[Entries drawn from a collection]
Start
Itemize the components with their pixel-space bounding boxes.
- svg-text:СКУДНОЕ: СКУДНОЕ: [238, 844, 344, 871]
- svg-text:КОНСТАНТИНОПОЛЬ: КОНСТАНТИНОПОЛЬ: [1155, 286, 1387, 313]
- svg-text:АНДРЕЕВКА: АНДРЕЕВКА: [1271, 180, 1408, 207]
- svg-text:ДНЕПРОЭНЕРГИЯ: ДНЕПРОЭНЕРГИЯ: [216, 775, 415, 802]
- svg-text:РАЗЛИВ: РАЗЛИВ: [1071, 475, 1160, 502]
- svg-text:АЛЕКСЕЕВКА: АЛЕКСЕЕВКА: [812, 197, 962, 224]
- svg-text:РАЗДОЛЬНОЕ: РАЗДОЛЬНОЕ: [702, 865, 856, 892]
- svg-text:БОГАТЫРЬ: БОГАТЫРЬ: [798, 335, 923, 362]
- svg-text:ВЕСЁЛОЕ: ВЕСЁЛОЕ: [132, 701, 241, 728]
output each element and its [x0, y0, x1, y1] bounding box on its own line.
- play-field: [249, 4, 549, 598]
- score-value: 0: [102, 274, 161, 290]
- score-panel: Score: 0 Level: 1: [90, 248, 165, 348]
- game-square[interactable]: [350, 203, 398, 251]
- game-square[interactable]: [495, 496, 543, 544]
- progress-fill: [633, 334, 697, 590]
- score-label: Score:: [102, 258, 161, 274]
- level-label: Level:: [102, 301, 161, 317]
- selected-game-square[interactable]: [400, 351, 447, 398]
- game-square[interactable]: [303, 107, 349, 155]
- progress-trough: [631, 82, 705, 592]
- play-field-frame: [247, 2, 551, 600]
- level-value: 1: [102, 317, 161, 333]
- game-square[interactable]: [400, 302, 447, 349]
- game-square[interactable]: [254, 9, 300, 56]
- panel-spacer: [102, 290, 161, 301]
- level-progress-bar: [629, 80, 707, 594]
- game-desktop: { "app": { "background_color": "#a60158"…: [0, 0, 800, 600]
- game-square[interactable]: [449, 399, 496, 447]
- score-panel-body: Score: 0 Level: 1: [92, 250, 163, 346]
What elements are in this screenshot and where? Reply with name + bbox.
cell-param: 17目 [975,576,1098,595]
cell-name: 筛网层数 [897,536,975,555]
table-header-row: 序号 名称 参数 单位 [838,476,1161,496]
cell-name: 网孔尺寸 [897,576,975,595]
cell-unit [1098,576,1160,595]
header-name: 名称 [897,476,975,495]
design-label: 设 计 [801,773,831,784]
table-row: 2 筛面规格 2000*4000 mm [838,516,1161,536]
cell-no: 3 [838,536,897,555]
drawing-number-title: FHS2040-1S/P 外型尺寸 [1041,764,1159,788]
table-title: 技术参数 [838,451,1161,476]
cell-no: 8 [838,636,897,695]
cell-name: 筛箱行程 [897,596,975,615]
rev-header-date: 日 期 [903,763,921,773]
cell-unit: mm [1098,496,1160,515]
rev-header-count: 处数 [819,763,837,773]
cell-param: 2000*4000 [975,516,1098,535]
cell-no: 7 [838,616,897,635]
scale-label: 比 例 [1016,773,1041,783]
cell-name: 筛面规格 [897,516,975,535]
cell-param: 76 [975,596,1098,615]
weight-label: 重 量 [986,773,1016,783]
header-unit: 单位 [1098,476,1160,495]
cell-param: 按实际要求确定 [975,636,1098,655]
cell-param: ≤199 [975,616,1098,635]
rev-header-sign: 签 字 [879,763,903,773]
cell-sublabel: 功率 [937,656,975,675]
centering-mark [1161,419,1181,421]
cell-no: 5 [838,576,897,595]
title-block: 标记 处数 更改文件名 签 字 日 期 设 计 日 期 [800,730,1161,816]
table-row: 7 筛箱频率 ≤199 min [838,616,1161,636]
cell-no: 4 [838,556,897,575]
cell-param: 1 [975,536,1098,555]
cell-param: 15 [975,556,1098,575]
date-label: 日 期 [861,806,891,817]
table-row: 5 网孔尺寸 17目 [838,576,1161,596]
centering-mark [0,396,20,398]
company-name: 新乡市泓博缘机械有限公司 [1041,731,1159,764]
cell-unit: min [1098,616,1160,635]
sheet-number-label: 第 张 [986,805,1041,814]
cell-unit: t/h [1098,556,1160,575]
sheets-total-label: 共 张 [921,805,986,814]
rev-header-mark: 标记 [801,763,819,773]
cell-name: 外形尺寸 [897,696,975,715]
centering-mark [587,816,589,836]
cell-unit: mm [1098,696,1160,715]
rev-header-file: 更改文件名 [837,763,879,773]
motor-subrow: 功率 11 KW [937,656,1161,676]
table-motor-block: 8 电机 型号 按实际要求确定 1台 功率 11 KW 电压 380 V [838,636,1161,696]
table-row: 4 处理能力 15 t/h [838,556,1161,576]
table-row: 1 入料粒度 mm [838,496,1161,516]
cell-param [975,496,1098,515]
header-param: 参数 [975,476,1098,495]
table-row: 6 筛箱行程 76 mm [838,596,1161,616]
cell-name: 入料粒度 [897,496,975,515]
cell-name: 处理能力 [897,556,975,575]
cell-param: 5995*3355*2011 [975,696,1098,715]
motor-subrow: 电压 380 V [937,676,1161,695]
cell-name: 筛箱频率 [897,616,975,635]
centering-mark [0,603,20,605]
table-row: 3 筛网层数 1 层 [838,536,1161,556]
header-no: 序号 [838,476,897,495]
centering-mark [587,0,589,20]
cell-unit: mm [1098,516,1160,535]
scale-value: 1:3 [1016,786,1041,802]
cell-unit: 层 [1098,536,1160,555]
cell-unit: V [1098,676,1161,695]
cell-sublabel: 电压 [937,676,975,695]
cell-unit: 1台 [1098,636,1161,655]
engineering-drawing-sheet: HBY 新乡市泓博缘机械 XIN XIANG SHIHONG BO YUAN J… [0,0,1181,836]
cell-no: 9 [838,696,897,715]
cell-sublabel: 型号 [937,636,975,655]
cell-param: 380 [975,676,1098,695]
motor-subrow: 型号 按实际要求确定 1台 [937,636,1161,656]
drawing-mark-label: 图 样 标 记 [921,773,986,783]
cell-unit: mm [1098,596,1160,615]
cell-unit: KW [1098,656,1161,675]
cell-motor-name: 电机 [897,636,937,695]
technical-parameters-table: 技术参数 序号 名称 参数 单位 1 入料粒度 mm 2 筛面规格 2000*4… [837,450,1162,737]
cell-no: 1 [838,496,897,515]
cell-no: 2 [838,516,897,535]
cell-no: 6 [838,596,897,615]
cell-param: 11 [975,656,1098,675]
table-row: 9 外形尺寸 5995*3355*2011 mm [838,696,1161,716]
End
= GIVEN REQUEST =
Write out all the entries again, switching every "cell-unit" to "cell-measure" and leaving everything else as it is.

= TASK RESULT =
Itemize the components with their pixel-space bounding boxes.
- svg-text:СКУДНОЕ: СКУДНОЕ: [238, 844, 344, 871]
- svg-text:КОНСТАНТИНОПОЛЬ: КОНСТАНТИНОПОЛЬ: [1155, 286, 1387, 313]
- svg-text:АНДРЕЕВКА: АНДРЕЕВКА: [1271, 180, 1408, 207]
- svg-text:ДНЕПРОЭНЕРГИЯ: ДНЕПРОЭНЕРГИЯ: [216, 775, 415, 802]
- svg-text:РАЗЛИВ: РАЗЛИВ: [1071, 475, 1160, 502]
- svg-text:АЛЕКСЕЕВКА: АЛЕКСЕЕВКА: [812, 197, 962, 224]
- svg-text:РАЗДОЛЬНОЕ: РАЗДОЛЬНОЕ: [702, 865, 856, 892]
- svg-text:БОГАТЫРЬ: БОГАТЫРЬ: [798, 335, 923, 362]
- svg-text:ВЕСЁЛОЕ: ВЕСЁЛОЕ: [132, 701, 241, 728]
output each element and its [x0, y0, x1, y1] bounding box on its own line.
- play-field: [249, 4, 549, 598]
- score-value: 0: [102, 274, 161, 290]
- score-panel: Score: 0 Level: 1: [90, 248, 165, 348]
- game-square[interactable]: [350, 203, 398, 251]
- game-square[interactable]: [495, 496, 543, 544]
- progress-fill: [633, 334, 697, 590]
- score-label: Score:: [102, 258, 161, 274]
- level-label: Level:: [102, 301, 161, 317]
- selected-game-square[interactable]: [400, 351, 447, 398]
- game-square[interactable]: [303, 107, 349, 155]
- progress-trough: [631, 82, 705, 592]
- play-field-frame: [247, 2, 551, 600]
- level-value: 1: [102, 317, 161, 333]
- game-square[interactable]: [400, 302, 447, 349]
- game-square[interactable]: [254, 9, 300, 56]
- panel-spacer: [102, 290, 161, 301]
- level-progress-bar: [629, 80, 707, 594]
- game-desktop: { "app": { "background_color": "#a60158"…: [0, 0, 800, 600]
- game-square[interactable]: [449, 399, 496, 447]
- score-panel-body: Score: 0 Level: 1: [92, 250, 163, 346]
What elements are in this screenshot and where? Reply with name + bbox.
cell-param: 17目 [975,576,1098,595]
cell-name: 筛网层数 [897,536,975,555]
table-header-row: 序号 名称 参数 单位 [838,476,1161,496]
cell-name: 网孔尺寸 [897,576,975,595]
cell-measure [1098,576,1160,595]
header-name: 名称 [897,476,975,495]
design-label: 设 计 [801,773,831,784]
table-row: 2 筛面规格 2000*4000 mm [838,516,1161,536]
cell-no: 3 [838,536,897,555]
drawing-number-title: FHS2040-1S/P 外型尺寸 [1041,764,1159,788]
table-title: 技术参数 [838,451,1161,476]
cell-no: 8 [838,636,897,695]
cell-name: 筛箱行程 [897,596,975,615]
rev-header-date: 日 期 [903,763,921,773]
cell-measure: mm [1098,496,1160,515]
rev-header-count: 处数 [819,763,837,773]
cell-param: 2000*4000 [975,516,1098,535]
cell-no: 7 [838,616,897,635]
scale-label: 比 例 [1016,773,1041,783]
cell-name: 筛面规格 [897,516,975,535]
cell-param: 76 [975,596,1098,615]
weight-label: 重 量 [986,773,1016,783]
header-unit: 单位 [1098,476,1160,495]
cell-param: 按实际要求确定 [975,636,1098,655]
cell-param: ≤199 [975,616,1098,635]
rev-header-sign: 签 字 [879,763,903,773]
cell-sublabel: 功率 [937,656,975,675]
centering-mark [1161,419,1181,421]
cell-no: 5 [838,576,897,595]
title-block: 标记 处数 更改文件名 签 字 日 期 设 计 日 期 [800,730,1161,816]
table-row: 7 筛箱频率 ≤199 min [838,616,1161,636]
cell-no: 4 [838,556,897,575]
cell-param: 1 [975,536,1098,555]
cell-param: 15 [975,556,1098,575]
date-label: 日 期 [861,806,891,817]
table-row: 5 网孔尺寸 17目 [838,576,1161,596]
centering-mark [0,396,20,398]
company-name: 新乡市泓博缘机械有限公司 [1041,731,1159,764]
cell-measure: min [1098,616,1160,635]
sheet-number-label: 第 张 [986,805,1041,814]
cell-measure: t/h [1098,556,1160,575]
sheets-total-label: 共 张 [921,805,986,814]
rev-header-mark: 标记 [801,763,819,773]
cell-name: 外形尺寸 [897,696,975,715]
centering-mark [587,816,589,836]
cell-measure: mm [1098,696,1160,715]
rev-header-file: 更改文件名 [837,763,879,773]
motor-subrow: 功率 11 KW [937,656,1161,676]
table-motor-block: 8 电机 型号 按实际要求确定 1台 功率 11 KW 电压 380 V [838,636,1161,696]
table-row: 4 处理能力 15 t/h [838,556,1161,576]
table-row: 1 入料粒度 mm [838,496,1161,516]
cell-param [975,496,1098,515]
header-param: 参数 [975,476,1098,495]
table-row: 6 筛箱行程 76 mm [838,596,1161,616]
cell-name: 入料粒度 [897,496,975,515]
cell-name: 处理能力 [897,556,975,575]
cell-param: 5995*3355*2011 [975,696,1098,715]
motor-subrow: 电压 380 V [937,676,1161,695]
cell-name: 筛箱频率 [897,616,975,635]
centering-mark [0,603,20,605]
table-row: 3 筛网层数 1 层 [838,536,1161,556]
header-no: 序号 [838,476,897,495]
centering-mark [587,0,589,20]
cell-measure: mm [1098,516,1160,535]
scale-value: 1:3 [1016,786,1041,802]
cell-measure: 层 [1098,536,1160,555]
cell-measure: V [1098,676,1161,695]
cell-sublabel: 电压 [937,676,975,695]
cell-measure: 1台 [1098,636,1161,655]
engineering-drawing-sheet: HBY 新乡市泓博缘机械 XIN XIANG SHIHONG BO YUAN J… [0,0,1181,836]
cell-no: 9 [838,696,897,715]
cell-sublabel: 型号 [937,636,975,655]
cell-param: 380 [975,676,1098,695]
motor-subrow: 型号 按实际要求确定 1台 [937,636,1161,656]
drawing-mark-label: 图 样 标 记 [921,773,986,783]
cell-measure: mm [1098,596,1160,615]
cell-measure: KW [1098,656,1161,675]
cell-motor-name: 电机 [897,636,937,695]
technical-parameters-table: 技术参数 序号 名称 参数 单位 1 入料粒度 mm 2 筛面规格 2000*4… [837,450,1162,737]
cell-no: 1 [838,496,897,515]
cell-no: 2 [838,516,897,535]
cell-no: 6 [838,596,897,615]
cell-param: 11 [975,656,1098,675]
table-row: 9 外形尺寸 5995*3355*2011 mm [838,696,1161,716]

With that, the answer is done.